**GIVEN RECORDS:**
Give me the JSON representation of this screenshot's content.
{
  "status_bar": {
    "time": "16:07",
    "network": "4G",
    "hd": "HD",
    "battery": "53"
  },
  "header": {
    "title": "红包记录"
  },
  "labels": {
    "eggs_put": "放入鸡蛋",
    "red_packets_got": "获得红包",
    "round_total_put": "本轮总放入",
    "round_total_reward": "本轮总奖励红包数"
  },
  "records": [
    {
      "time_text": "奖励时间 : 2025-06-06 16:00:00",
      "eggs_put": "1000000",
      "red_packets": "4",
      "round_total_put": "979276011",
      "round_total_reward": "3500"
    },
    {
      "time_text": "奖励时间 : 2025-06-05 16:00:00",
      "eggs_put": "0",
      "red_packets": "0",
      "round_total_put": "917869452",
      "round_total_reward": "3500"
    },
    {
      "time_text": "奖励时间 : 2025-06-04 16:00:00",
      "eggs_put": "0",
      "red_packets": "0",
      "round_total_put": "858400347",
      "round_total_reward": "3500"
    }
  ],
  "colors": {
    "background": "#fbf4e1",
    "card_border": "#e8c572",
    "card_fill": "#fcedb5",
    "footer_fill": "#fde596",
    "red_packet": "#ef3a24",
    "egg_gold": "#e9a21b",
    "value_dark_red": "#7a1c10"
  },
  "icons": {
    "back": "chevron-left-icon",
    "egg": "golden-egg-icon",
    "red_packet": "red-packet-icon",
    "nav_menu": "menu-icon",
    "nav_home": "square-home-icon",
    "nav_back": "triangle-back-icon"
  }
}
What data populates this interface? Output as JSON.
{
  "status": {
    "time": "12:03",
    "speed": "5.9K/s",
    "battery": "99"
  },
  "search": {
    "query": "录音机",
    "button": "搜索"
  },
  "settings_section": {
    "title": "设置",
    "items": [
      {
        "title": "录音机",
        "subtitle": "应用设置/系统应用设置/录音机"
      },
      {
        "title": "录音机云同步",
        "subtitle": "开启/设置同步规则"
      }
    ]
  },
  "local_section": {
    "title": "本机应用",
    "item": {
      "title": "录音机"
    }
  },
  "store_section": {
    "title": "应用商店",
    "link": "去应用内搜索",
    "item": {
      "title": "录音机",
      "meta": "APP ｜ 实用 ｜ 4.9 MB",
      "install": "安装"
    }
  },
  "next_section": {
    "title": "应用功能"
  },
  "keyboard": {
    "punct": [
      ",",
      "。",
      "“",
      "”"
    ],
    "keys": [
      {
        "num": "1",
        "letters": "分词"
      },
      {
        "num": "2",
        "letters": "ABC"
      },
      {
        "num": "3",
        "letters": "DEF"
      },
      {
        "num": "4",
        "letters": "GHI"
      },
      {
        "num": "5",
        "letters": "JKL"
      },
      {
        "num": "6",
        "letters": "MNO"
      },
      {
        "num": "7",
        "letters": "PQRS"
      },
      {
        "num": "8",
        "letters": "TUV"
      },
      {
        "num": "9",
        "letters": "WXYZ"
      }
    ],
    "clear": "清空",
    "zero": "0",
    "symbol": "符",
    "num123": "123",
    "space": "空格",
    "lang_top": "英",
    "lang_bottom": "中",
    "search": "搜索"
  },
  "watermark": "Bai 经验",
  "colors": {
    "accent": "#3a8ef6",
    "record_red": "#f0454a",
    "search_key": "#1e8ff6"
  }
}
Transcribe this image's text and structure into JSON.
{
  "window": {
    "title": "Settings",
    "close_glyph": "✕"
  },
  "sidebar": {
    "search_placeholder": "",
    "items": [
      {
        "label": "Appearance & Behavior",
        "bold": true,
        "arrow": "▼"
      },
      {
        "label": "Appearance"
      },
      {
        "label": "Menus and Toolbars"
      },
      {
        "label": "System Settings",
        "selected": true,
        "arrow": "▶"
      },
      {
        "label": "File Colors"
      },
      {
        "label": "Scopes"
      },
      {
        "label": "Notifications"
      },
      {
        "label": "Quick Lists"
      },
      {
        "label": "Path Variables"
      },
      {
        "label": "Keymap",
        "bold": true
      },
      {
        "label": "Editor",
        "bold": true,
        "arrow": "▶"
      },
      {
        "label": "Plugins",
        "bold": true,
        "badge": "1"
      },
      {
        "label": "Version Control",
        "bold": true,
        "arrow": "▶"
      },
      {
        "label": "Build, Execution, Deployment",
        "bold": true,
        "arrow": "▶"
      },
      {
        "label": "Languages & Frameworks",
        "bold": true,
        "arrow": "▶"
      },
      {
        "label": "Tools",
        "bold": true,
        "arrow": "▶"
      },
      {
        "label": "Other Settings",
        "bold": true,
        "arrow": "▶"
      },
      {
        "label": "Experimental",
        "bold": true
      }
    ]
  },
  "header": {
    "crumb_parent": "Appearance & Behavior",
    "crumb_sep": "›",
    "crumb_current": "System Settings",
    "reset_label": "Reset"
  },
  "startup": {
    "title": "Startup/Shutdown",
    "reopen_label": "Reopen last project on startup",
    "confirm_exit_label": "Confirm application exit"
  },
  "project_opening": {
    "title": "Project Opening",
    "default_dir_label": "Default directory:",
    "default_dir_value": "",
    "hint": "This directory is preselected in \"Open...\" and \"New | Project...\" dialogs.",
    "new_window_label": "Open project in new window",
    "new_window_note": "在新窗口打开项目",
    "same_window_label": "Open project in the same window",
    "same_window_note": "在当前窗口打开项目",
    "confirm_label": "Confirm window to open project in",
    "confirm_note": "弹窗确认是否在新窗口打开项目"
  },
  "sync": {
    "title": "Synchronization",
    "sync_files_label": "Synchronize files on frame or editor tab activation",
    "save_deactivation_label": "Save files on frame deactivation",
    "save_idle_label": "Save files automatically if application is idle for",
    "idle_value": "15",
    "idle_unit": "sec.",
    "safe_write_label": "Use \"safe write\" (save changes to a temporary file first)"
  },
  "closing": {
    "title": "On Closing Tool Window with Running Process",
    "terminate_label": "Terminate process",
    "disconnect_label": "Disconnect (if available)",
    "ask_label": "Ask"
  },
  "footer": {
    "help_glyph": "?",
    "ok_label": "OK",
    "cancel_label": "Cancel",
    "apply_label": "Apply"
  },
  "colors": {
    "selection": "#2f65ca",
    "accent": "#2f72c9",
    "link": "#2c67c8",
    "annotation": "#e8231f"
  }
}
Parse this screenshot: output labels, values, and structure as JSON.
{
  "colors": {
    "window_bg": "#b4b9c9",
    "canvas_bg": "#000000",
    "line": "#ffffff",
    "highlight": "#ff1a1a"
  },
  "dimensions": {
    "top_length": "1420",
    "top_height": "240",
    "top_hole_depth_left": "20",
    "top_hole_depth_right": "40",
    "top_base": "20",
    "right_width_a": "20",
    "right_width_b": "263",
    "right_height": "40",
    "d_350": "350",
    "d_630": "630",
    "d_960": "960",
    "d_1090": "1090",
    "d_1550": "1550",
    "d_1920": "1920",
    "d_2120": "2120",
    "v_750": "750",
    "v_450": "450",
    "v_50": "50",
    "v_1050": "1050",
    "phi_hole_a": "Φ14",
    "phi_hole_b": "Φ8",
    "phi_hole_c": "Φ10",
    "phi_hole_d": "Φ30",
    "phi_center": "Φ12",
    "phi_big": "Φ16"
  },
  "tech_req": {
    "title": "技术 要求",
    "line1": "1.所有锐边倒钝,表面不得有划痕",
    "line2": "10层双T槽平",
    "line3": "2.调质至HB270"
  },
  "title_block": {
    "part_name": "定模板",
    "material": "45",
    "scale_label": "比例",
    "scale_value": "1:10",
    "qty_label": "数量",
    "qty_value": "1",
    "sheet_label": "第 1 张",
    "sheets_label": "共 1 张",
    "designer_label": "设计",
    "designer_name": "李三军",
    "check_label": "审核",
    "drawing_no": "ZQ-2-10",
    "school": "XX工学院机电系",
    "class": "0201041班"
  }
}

**SHORT PROBLEM:** Transcribe the whole listing exactly.

**ANSWER:**
Give me the JSON representation of this screenshot's content.
{
  "status_bar": {
    "time": "16:07",
    "network": "4G",
    "hd": "HD",
    "battery": "53"
  },
  "header": {
    "title": "红包记录"
  },
  "labels": {
    "eggs_put": "放入鸡蛋",
    "red_packets_got": "获得红包",
    "round_total_put": "本轮总放入",
    "round_total_reward": "本轮总奖励红包数"
  },
  "records": [
    {
      "time_text": "奖励时间 : 2025-06-06 16:00:00",
      "eggs_put": "1000000",
      "red_packets": "4",
      "round_total_put": "979276011",
      "round_total_reward": "3500"
    },
    {
      "time_text": "奖励时间 : 2025-06-05 16:00:00",
      "eggs_put": "0",
      "red_packets": "0",
      "round_total_put": "917869452",
      "round_total_reward": "3500"
    },
    {
      "time_text": "奖励时间 : 2025-06-04 16:00:00",
      "eggs_put": "0",
      "red_packets": "0",
      "round_total_put": "858400347",
      "round_total_reward": "3500"
    }
  ],
  "colors": {
    "background": "#fbf4e1",
    "card_border": "#e8c572",
    "card_fill": "#fcedb5",
    "footer_fill": "#fde596",
    "red_packet": "#ef3a24",
    "egg_gold": "#e9a21b",
    "value_dark_red": "#7a1c10"
  },
  "icons": {
    "back": "chevron-left-icon",
    "egg": "golden-egg-icon",
    "red_packet": "red-packet-icon",
    "nav_menu": "menu-icon",
    "nav_home": "square-home-icon",
    "nav_back": "triangle-back-icon"
  }
}
What data populates this interface? Output as JSON.
{
  "status": {
    "time": "12:03",
    "speed": "5.9K/s",
    "battery": "99"
  },
  "search": {
    "query": "录音机",
    "button": "搜索"
  },
  "settings_section": {
    "title": "设置",
    "items": [
      {
        "title": "录音机",
        "subtitle": "应用设置/系统应用设置/录音机"
      },
      {
        "title": "录音机云同步",
        "subtitle": "开启/设置同步规则"
      }
    ]
  },
  "local_section": {
    "title": "本机应用",
    "item": {
      "title": "录音机"
    }
  },
  "store_section": {
    "title": "应用商店",
    "link": "去应用内搜索",
    "item": {
      "title": "录音机",
      "meta": "APP ｜ 实用 ｜ 4.9 MB",
      "install": "安装"
    }
  },
  "next_section": {
    "title": "应用功能"
  },
  "keyboard": {
    "punct": [
      ",",
      "。",
      "“",
      "”"
    ],
    "keys": [
      {
        "num": "1",
        "letters": "分词"
      },
      {
        "num": "2",
        "letters": "ABC"
      },
      {
        "num": "3",
        "letters": "DEF"
      },
      {
        "num": "4",
        "letters": "GHI"
      },
      {
        "num": "5",
        "letters": "JKL"
      },
      {
        "num": "6",
        "letters": "MNO"
      },
      {
        "num": "7",
        "letters": "PQRS"
      },
      {
        "num": "8",
        "letters": "TUV"
      },
      {
        "num": "9",
        "letters": "WXYZ"
      }
    ],
    "clear": "清空",
    "zero": "0",
    "symbol": "符",
    "num123": "123",
    "space": "空格",
    "lang_top": "英",
    "lang_bottom": "中",
    "search": "搜索"
  },
  "watermark": "Bai 经验",
  "colors": {
    "accent": "#3a8ef6",
    "record_red": "#f0454a",
    "search_key": "#1e8ff6"
  }
}
Transcribe this image's text and structure into JSON.
{
  "window": {
    "title": "Settings",
    "close_glyph": "✕"
  },
  "sidebar": {
    "search_placeholder": "",
    "items": [
      {
        "label": "Appearance & Behavior",
        "bold": true,
        "arrow": "▼"
      },
      {
        "label": "Appearance"
      },
      {
        "label": "Menus and Toolbars"
      },
      {
        "label": "System Settings",
        "selected": true,
        "arrow": "▶"
      },
      {
        "label": "File Colors"
      },
      {
        "label": "Scopes"
      },
      {
        "label": "Notifications"
      },
      {
        "label": "Quick Lists"
      },
      {
        "label": "Path Variables"
      },
      {
        "label": "Keymap",
        "bold": true
      },
      {
        "label": "Editor",
        "bold": true,
        "arrow": "▶"
      },
      {
        "label": "Plugins",
        "bold": true,
        "badge": "1"
      },
      {
        "label": "Version Control",
        "bold": true,
        "arrow": "▶"
      },
      {
        "label": "Build, Execution, Deployment",
        "bold": true,
        "arrow": "▶"
      },
      {
        "label": "Languages & Frameworks",
        "bold": true,
        "arrow": "▶"
      },
      {
        "label": "Tools",
        "bold": true,
        "arrow": "▶"
      },
      {
        "label": "Other Settings",
        "bold": true,
        "arrow": "▶"
      },
      {
        "label": "Experimental",
        "bold": true
      }
    ]
  },
  "header": {
    "crumb_parent": "Appearance & Behavior",
    "crumb_sep": "›",
    "crumb_current": "System Settings",
    "reset_label": "Reset"
  },
  "startup": {
    "title": "Startup/Shutdown",
    "reopen_label": "Reopen last project on startup",
    "confirm_exit_label": "Confirm application exit"
  },
  "project_opening": {
    "title": "Project Opening",
    "default_dir_label": "Default directory:",
    "default_dir_value": "",
    "hint": "This directory is preselected in \"Open...\" and \"New | Project...\" dialogs.",
    "new_window_label": "Open project in new window",
    "new_window_note": "在新窗口打开项目",
    "same_window_label": "Open project in the same window",
    "same_window_note": "在当前窗口打开项目",
    "confirm_label": "Confirm window to open project in",
    "confirm_note": "弹窗确认是否在新窗口打开项目"
  },
  "sync": {
    "title": "Synchronization",
    "sync_files_label": "Synchronize files on frame or editor tab activation",
    "save_deactivation_label": "Save files on frame deactivation",
    "save_idle_label": "Save files automatically if application is idle for",
    "idle_value": "15",
    "idle_unit": "sec.",
    "safe_write_label": "Use \"safe write\" (save changes to a temporary file first)"
  },
  "closing": {
    "title": "On Closing Tool Window with Running Process",
    "terminate_label": "Terminate process",
    "disconnect_label": "Disconnect (if available)",
    "ask_label": "Ask"
  },
  "footer": {
    "help_glyph": "?",
    "ok_label": "OK",
    "cancel_label": "Cancel",
    "apply_label": "Apply"
  },
  "colors": {
    "selection": "#2f65ca",
    "accent": "#2f72c9",
    "link": "#2c67c8",
    "annotation": "#e8231f"
  }
}
Parse this screenshot: output labels, values, and structure as JSON.
{
  "colors": {
    "window_bg": "#b4b9c9",
    "canvas_bg": "#000000",
    "line": "#ffffff",
    "highlight": "#ff1a1a"
  },
  "dimensions": {
    "top_length": "1420",
    "top_height": "240",
    "top_hole_depth_left": "20",
    "top_hole_depth_right": "40",
    "top_base": "20",
    "right_width_a": "20",
    "right_width_b": "263",
    "right_height": "40",
    "d_350": "350",
    "d_630": "630",
    "d_960": "960",
    "d_1090": "1090",
    "d_1550": "1550",
    "d_1920": "1920",
    "d_2120": "2120",
    "v_750": "750",
    "v_450": "450",
    "v_50": "50",
    "v_1050": "1050",
    "phi_hole_a": "Φ14",
    "phi_hole_b": "Φ8",
    "phi_hole_c": "Φ10",
    "phi_hole_d": "Φ30",
    "phi_center": "Φ12",
    "phi_big": "Φ16"
  },
  "tech_req": {
    "title": "技术 要求",
    "line1": "1.所有锐边倒钝,表面不得有划痕",
    "line2": "10层双T槽平",
    "line3": "2.调质至HB270"
  },
  "title_block": {
    "part_name": "定模板",
    "material": "45",
    "scale_label": "比例",
    "scale_value": "1:10",
    "qty_label": "数量",
    "qty_value": "1",
    "sheet_label": "第 1 张",
    "sheets_label": "共 1 张",
    "designer_label": "设计",
    "designer_name": "李三军",
    "check_label": "审核",
    "drawing_no": "ZQ-2-10",
    "school": "XX工学院机电系",
    "class": "0201041班"
  }
}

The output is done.